| SHORT PROBLEM |
From the listing below, extract each line containing the string "Journal".

[Dataset records]
BEGIN
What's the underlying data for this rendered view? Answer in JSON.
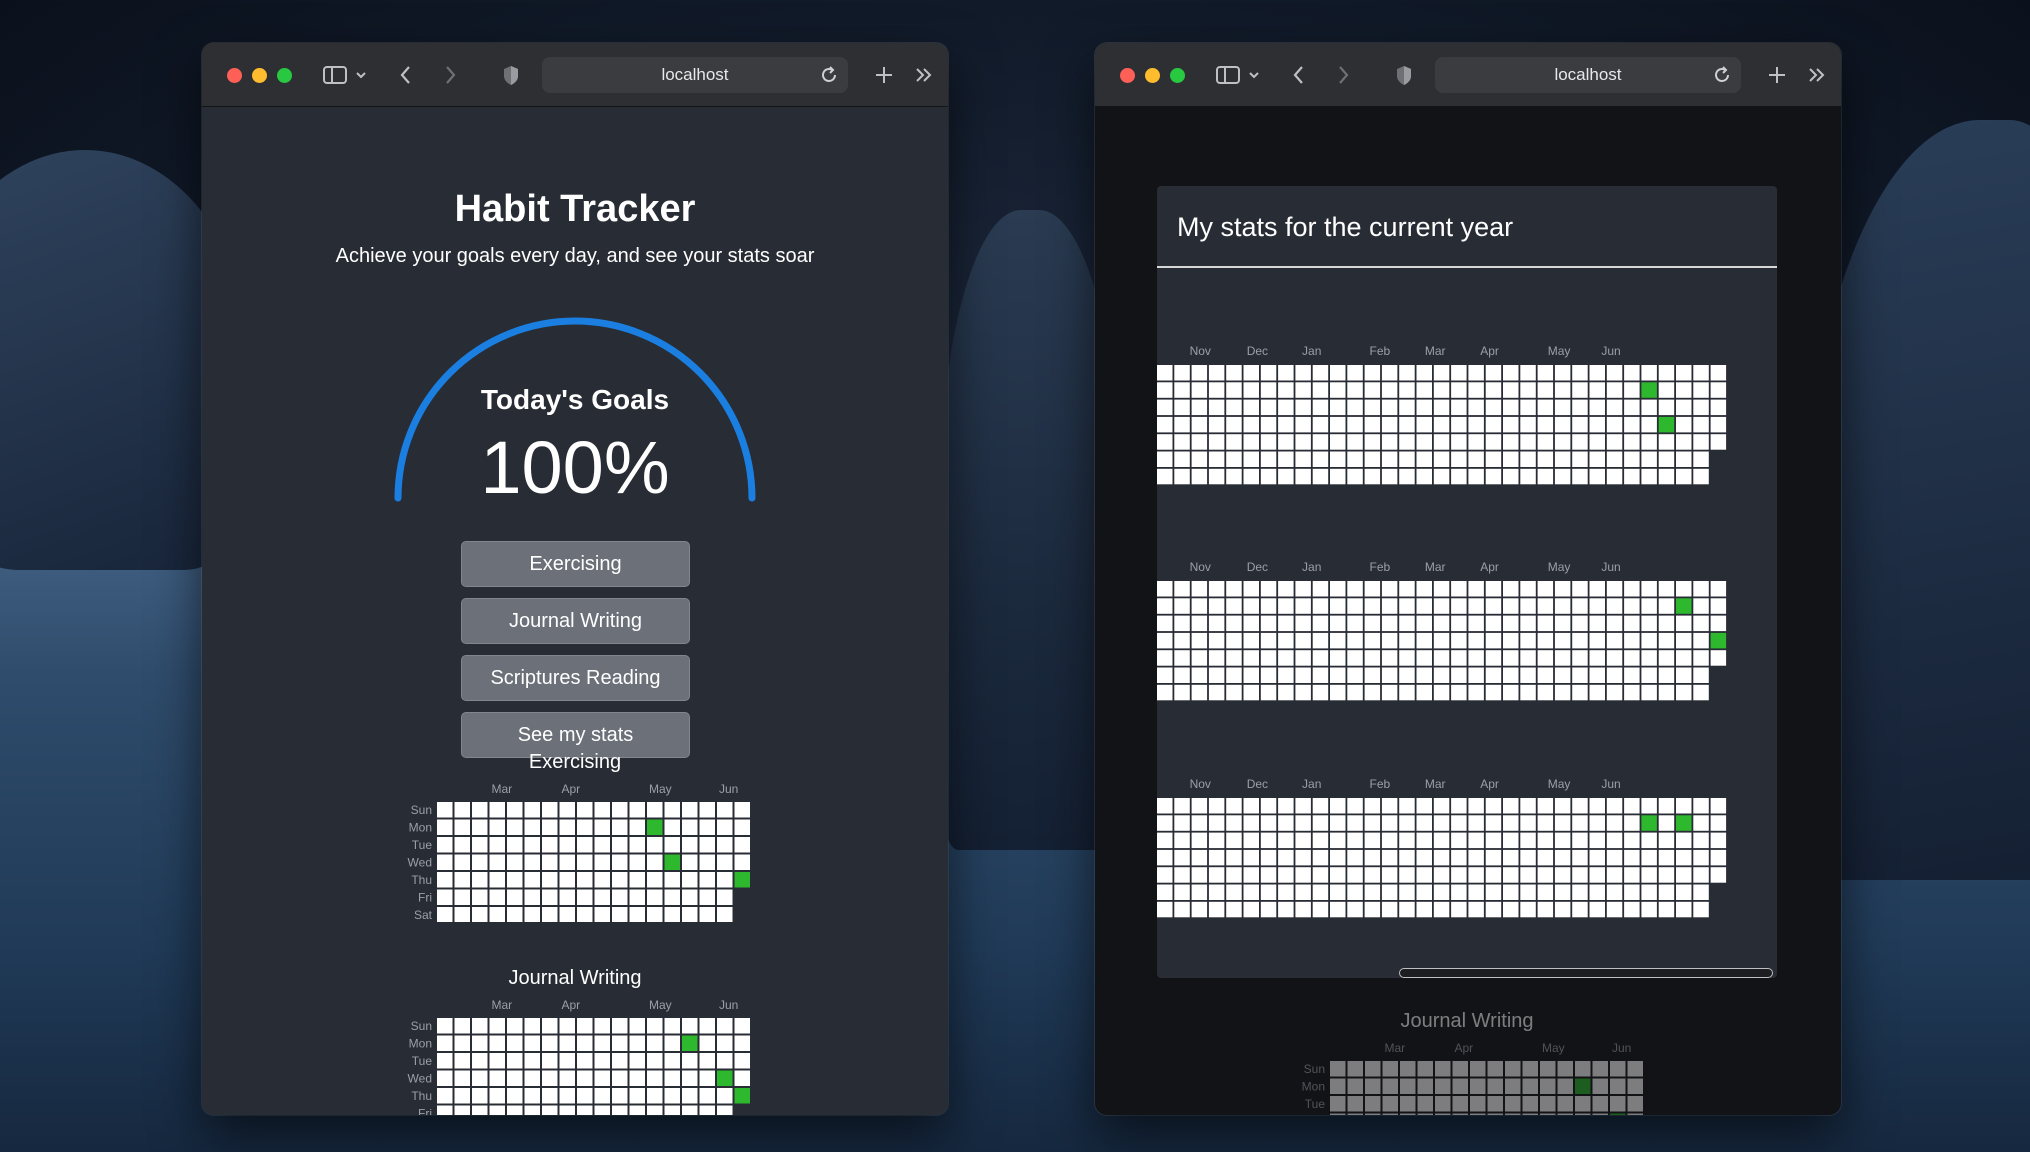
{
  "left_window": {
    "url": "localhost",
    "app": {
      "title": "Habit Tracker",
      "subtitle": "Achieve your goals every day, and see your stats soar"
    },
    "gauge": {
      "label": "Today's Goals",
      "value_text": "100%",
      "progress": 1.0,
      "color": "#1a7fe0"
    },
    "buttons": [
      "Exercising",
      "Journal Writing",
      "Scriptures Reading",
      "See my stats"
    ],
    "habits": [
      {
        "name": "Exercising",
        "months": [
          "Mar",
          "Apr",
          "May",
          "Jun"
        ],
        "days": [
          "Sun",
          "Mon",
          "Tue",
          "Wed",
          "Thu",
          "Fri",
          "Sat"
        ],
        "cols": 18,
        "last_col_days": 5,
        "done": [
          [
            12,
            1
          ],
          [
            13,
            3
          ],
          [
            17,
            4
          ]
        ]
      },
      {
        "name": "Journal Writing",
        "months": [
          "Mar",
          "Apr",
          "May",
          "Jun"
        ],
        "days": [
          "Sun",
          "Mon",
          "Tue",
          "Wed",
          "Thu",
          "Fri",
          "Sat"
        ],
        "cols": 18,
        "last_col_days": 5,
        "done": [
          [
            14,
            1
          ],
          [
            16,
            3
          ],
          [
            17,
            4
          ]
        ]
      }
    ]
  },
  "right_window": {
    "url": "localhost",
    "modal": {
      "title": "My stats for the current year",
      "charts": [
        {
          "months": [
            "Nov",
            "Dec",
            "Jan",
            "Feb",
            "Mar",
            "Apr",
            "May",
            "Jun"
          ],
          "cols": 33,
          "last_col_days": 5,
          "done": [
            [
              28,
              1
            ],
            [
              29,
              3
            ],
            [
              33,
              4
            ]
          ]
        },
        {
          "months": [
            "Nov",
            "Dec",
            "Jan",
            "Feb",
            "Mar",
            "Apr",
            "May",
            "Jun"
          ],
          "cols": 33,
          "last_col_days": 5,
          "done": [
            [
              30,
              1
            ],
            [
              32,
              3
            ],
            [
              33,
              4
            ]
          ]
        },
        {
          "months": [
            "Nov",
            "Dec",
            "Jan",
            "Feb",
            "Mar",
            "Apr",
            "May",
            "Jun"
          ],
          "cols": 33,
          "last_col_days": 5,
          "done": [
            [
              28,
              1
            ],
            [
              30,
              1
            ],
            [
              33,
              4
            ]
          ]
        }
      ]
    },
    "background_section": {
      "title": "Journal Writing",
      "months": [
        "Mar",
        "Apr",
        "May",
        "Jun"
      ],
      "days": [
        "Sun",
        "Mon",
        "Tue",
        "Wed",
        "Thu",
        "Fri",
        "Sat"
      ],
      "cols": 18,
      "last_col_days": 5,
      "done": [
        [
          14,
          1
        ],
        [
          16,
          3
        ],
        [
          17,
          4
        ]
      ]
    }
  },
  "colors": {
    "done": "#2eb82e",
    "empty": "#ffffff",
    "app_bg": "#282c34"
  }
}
END
BEGIN
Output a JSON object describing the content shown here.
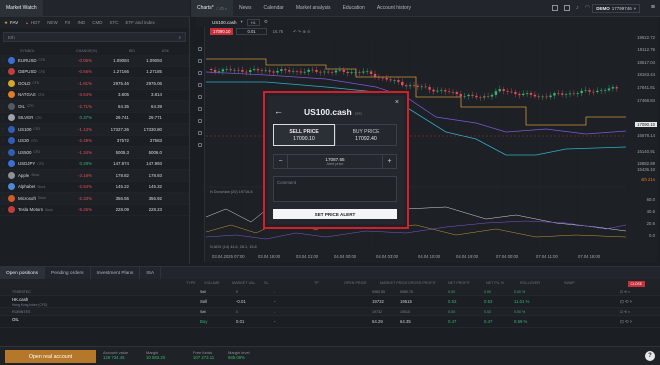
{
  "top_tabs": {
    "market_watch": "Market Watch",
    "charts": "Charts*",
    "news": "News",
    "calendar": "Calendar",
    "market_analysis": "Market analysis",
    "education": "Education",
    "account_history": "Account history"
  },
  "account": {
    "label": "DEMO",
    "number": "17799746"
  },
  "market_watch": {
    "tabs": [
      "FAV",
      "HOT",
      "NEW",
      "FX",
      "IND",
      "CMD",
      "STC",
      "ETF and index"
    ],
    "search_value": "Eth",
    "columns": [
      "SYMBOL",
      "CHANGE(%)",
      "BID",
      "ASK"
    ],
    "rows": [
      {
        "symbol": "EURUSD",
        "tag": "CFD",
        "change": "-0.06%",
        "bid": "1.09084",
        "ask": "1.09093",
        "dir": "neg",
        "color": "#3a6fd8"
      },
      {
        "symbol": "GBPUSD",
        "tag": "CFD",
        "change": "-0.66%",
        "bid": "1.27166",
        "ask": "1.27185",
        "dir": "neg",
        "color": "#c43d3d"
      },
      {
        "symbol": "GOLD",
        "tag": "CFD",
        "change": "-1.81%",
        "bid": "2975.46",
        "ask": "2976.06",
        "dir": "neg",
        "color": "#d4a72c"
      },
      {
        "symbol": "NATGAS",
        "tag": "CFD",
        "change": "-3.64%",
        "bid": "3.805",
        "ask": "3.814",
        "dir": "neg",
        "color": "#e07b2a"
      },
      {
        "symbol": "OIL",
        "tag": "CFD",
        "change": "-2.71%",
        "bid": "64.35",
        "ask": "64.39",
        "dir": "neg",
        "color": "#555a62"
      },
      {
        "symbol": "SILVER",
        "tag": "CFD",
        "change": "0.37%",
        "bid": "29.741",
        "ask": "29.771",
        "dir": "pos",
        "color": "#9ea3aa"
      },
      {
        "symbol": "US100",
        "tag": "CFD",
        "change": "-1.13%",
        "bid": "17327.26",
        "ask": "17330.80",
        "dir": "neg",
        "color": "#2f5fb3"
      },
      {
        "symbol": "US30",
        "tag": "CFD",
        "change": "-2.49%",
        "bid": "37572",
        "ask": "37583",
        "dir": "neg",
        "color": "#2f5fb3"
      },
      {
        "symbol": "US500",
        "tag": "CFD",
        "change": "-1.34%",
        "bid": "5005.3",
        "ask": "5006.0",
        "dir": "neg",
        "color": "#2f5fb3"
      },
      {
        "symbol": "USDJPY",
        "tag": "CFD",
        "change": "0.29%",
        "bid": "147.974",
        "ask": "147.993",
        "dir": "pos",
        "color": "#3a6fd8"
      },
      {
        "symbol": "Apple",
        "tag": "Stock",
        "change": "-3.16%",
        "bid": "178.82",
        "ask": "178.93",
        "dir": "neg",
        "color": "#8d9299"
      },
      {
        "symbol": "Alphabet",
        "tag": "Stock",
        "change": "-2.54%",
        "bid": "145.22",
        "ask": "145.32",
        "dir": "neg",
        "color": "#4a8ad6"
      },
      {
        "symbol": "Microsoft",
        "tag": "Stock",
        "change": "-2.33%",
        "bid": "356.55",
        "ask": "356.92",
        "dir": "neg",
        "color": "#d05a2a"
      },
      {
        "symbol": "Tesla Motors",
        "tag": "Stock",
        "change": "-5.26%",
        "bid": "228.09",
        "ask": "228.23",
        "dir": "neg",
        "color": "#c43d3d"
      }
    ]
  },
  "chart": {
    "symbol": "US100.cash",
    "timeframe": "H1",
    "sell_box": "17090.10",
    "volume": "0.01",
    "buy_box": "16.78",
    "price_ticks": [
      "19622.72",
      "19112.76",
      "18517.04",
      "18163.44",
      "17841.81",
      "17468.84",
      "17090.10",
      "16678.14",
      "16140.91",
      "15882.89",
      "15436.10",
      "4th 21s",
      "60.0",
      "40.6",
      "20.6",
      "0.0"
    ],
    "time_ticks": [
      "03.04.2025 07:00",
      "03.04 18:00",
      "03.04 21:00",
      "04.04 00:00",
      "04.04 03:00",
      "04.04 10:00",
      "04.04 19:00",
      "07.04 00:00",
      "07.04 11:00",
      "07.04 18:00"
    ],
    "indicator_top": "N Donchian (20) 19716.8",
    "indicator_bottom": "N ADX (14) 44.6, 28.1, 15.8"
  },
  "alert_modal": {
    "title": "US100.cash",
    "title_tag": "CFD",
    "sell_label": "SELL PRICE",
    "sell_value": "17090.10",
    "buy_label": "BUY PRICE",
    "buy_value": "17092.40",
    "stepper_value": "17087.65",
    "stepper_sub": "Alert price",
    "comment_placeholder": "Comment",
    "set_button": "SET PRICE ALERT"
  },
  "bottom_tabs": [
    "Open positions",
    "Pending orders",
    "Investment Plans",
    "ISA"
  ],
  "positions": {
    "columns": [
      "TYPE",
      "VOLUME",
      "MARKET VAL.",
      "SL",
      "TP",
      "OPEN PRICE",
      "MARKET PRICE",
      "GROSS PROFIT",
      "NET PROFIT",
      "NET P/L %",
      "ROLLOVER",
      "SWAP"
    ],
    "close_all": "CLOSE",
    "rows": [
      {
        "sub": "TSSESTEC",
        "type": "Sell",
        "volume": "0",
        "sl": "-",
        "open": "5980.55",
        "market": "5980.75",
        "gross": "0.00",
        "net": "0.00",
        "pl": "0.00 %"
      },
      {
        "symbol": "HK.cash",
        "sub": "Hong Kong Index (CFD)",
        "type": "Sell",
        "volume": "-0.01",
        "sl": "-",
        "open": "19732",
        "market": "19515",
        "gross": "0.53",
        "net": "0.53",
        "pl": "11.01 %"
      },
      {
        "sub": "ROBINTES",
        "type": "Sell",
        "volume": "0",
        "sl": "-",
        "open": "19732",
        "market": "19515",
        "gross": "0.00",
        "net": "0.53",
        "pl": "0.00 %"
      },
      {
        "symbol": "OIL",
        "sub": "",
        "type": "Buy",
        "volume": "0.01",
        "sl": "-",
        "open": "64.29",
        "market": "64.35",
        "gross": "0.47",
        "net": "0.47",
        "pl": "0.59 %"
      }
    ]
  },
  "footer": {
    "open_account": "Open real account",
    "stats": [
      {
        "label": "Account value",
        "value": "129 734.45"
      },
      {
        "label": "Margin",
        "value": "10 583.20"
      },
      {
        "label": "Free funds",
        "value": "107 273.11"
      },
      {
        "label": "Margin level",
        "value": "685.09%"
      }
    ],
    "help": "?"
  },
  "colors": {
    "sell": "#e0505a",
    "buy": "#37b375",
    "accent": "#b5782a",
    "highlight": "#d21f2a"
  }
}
END
| COMPLETE ANSWER |
      "Journal Writing",
        "name": "Journal Writing",
      "title": "Journal Writing",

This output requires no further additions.